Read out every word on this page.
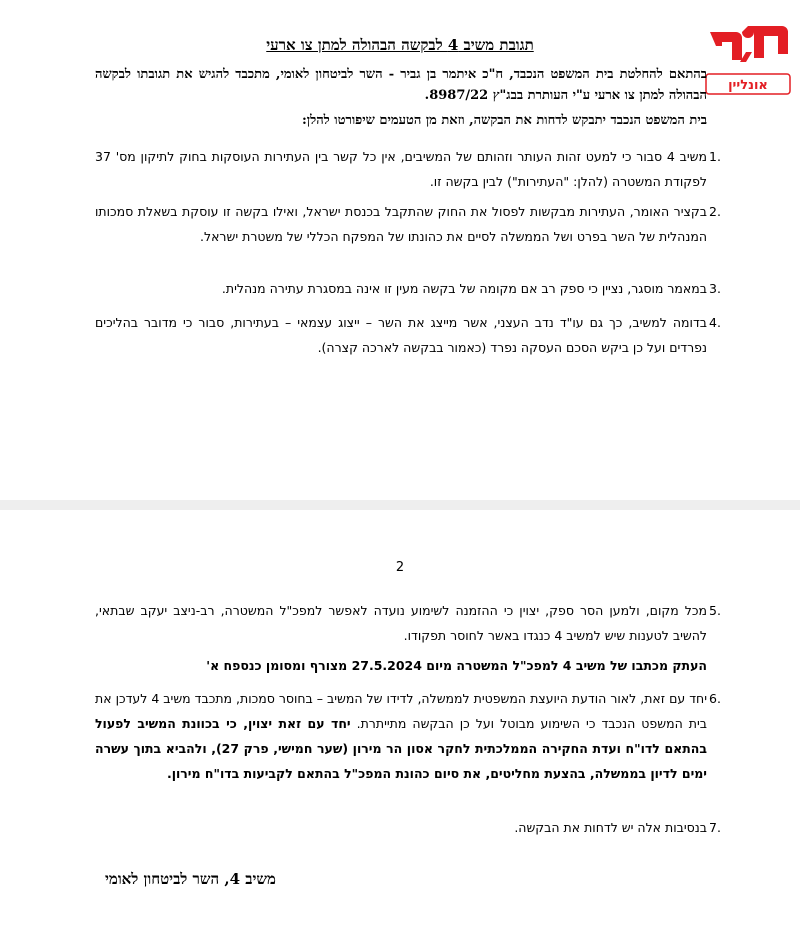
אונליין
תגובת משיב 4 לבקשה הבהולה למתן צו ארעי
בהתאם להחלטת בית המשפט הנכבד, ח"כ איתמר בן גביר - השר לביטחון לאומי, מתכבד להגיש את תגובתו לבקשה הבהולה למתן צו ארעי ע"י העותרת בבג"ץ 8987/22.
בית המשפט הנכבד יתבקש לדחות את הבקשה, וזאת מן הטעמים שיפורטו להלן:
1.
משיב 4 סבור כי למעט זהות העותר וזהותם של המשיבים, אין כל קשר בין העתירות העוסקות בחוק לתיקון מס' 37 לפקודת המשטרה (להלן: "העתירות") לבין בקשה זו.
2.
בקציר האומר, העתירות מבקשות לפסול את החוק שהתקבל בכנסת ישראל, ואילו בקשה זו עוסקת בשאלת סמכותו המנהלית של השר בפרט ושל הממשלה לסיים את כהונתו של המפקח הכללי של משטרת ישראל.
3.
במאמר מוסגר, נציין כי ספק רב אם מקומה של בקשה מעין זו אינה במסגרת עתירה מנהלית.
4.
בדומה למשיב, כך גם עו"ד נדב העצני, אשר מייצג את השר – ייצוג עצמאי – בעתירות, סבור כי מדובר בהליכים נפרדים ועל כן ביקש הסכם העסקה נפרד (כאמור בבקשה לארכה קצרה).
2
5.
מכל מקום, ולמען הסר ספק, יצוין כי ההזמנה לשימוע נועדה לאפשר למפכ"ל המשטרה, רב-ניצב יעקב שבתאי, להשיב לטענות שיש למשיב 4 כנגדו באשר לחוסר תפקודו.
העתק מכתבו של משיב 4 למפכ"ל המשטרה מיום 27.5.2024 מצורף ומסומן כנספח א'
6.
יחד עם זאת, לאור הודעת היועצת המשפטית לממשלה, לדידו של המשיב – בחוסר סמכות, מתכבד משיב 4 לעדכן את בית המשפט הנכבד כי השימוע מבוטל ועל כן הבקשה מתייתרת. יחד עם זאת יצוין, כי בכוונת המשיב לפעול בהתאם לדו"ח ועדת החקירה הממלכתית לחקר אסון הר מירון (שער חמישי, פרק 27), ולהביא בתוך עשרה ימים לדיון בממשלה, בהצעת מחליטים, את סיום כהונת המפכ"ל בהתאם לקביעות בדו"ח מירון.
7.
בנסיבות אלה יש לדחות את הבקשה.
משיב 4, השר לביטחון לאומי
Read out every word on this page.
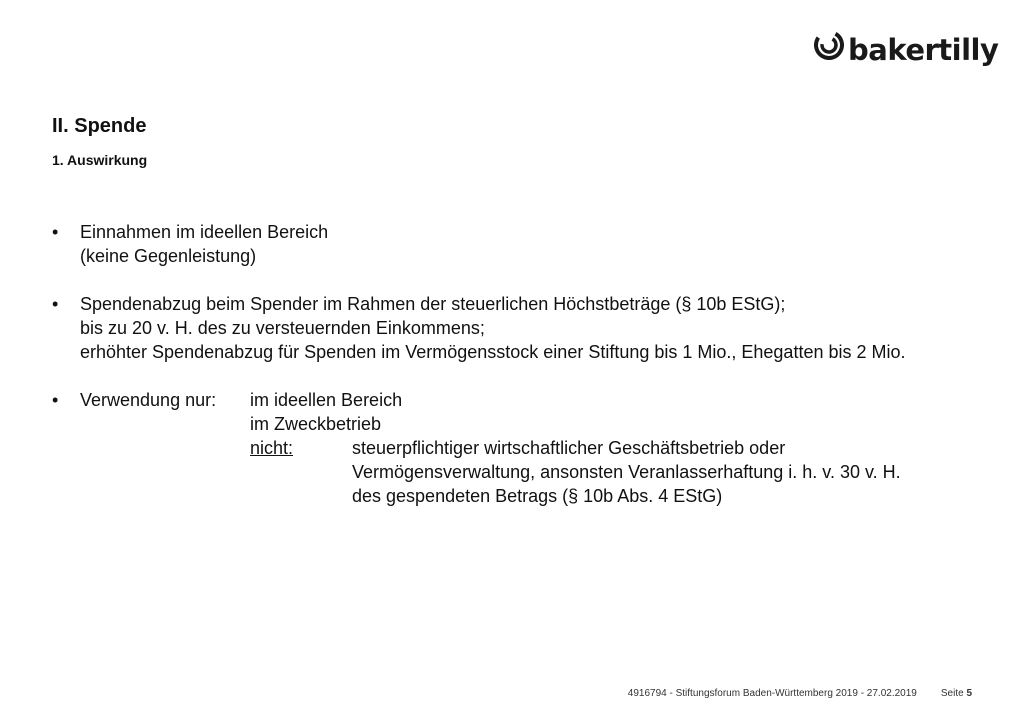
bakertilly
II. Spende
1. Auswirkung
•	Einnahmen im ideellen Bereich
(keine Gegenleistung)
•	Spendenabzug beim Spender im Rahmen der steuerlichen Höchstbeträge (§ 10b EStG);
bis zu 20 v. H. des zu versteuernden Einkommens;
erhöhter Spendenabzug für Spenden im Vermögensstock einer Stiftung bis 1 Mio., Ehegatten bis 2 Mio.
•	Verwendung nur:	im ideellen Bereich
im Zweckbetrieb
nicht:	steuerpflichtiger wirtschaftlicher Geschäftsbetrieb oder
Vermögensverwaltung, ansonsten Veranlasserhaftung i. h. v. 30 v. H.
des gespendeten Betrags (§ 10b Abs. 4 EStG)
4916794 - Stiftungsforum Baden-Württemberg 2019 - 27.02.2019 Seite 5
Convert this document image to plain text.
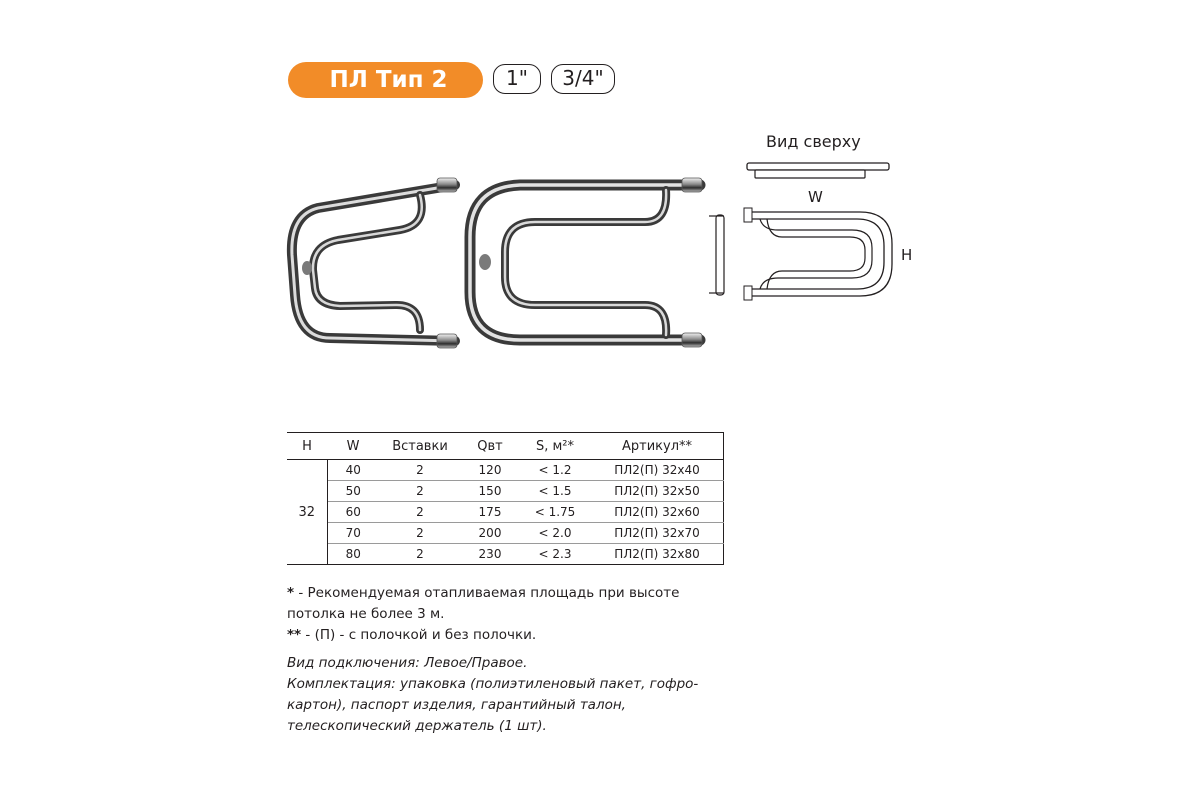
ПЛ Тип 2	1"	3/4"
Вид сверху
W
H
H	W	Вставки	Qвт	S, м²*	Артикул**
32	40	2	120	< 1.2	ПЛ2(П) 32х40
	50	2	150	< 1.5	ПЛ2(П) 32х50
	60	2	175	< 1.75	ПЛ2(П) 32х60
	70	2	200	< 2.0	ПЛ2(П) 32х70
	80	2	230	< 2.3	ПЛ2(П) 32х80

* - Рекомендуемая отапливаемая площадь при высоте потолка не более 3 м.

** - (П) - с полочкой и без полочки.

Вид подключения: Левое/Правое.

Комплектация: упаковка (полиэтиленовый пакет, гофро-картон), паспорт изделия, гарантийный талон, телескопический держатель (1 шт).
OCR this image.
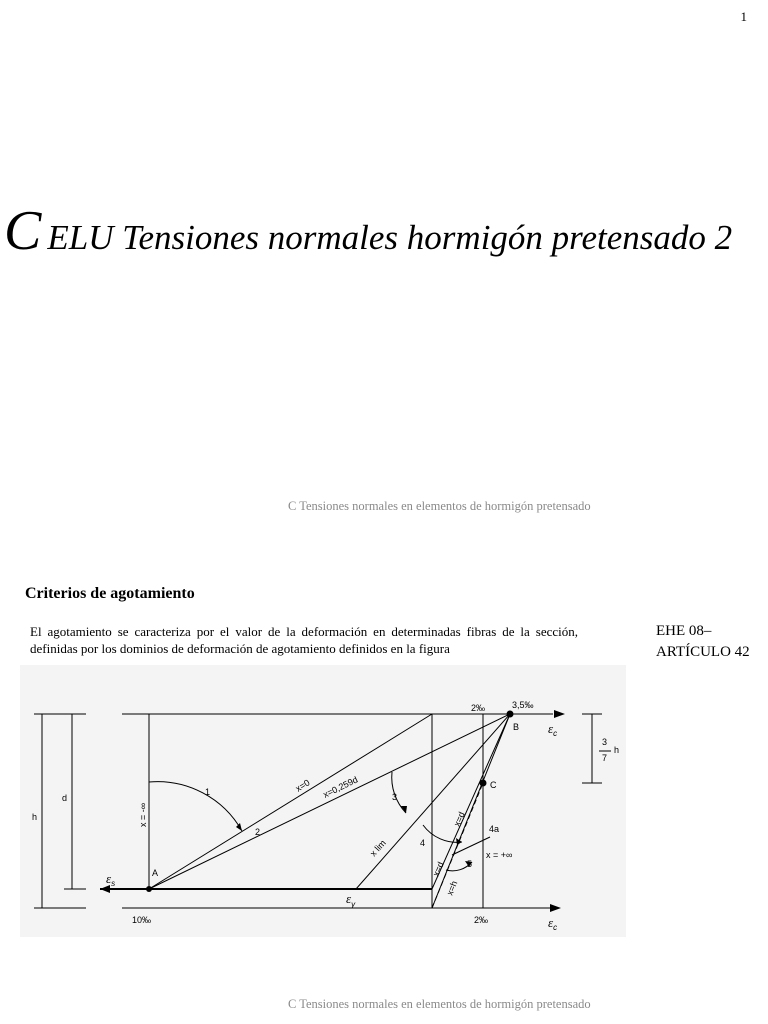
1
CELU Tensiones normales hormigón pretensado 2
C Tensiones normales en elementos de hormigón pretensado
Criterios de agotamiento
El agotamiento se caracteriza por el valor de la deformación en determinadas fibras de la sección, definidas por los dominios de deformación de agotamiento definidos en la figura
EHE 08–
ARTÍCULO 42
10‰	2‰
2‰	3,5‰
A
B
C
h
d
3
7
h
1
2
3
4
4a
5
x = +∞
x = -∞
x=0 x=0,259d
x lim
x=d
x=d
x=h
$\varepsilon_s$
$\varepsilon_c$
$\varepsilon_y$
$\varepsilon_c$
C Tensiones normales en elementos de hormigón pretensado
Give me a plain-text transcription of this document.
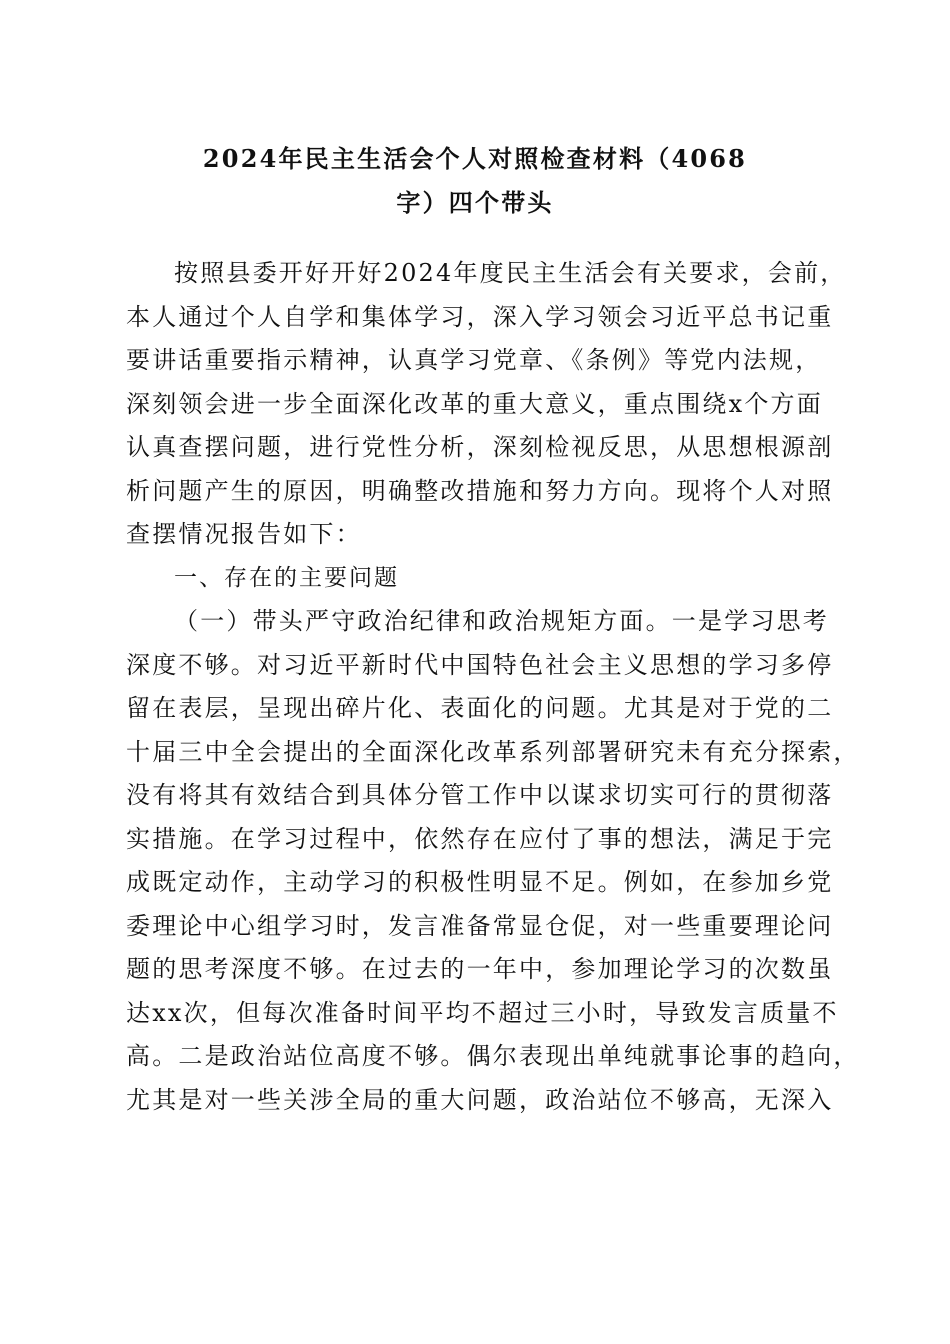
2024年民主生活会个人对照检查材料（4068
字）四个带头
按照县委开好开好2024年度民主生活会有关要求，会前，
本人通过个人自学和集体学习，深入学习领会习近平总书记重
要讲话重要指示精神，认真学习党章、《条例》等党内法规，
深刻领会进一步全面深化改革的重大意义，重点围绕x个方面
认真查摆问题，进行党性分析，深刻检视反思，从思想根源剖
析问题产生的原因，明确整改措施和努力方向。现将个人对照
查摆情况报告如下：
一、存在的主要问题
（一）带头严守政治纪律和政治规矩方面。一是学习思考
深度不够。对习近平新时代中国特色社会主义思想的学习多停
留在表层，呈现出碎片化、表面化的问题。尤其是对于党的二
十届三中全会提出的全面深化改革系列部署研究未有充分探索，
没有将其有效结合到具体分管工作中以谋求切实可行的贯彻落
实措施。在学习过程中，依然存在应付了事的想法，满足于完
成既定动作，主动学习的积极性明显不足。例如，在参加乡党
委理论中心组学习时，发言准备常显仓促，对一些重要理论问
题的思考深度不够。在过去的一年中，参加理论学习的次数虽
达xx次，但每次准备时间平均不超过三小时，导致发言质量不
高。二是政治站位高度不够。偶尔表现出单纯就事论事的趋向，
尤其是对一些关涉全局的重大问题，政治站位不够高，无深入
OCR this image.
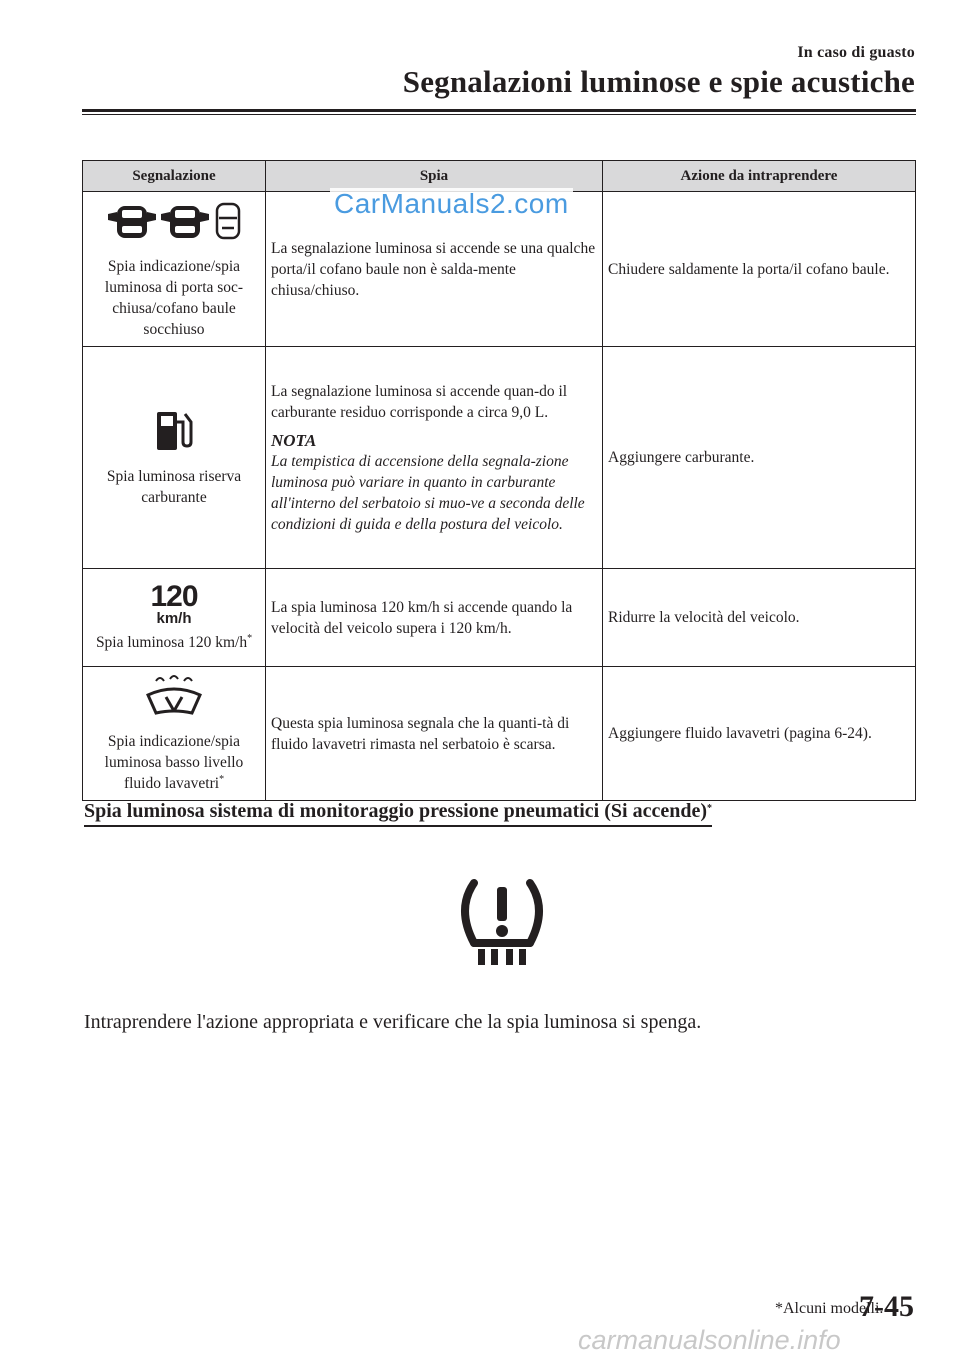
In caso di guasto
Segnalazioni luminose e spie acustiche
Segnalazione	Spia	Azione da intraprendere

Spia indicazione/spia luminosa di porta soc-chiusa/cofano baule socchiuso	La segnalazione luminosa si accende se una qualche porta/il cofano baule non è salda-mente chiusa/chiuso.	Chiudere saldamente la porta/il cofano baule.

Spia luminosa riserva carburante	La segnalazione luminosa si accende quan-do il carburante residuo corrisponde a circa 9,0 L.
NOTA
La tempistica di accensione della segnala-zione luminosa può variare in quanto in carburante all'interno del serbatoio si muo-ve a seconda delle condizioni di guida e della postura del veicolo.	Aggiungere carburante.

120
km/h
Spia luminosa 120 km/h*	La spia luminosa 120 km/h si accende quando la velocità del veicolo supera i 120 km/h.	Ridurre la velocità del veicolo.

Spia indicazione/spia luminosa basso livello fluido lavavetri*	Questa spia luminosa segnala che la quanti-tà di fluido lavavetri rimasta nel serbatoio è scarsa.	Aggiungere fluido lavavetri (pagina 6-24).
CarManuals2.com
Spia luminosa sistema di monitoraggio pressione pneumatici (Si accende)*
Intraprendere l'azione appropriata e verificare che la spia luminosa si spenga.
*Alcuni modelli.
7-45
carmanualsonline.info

────

* GIVEN EXERCISE:
Scan the material above. Copy each line that holds the word "יצוין".

* SOLVED PROBLEM:
מכל מקום, ולמען הסר ספק, יצוין כי ההזמנה לשימוע נועדה לאפשר למפכ"ל המשטרה, רב-ניצב יעקב שבתאי, להשיב לטענות שיש למשיב 4 כנגדו באשר לחוסר תפקודו.
יחד עם זאת, לאור הודעת היועצת המשפטית לממשלה, לדידו של המשיב – בחוסר סמכות, מתכבד משיב 4 לעדכן את בית המשפט הנכבד כי השימוע מבוטל ועל כן הבקשה מתייתרת. יחד עם זאת יצוין, כי בכוונת המשיב לפעול בהתאם לדו"ח ועדת החקירה הממלכתית לחקר אסון הר מירון (שער חמישי, פרק 27), ולהביא בתוך עשרה ימים לדיון בממשלה, בהצעת מחליטים, את סיום כהונת המפכ"ל בהתאם לקביעות בדו"ח מירון.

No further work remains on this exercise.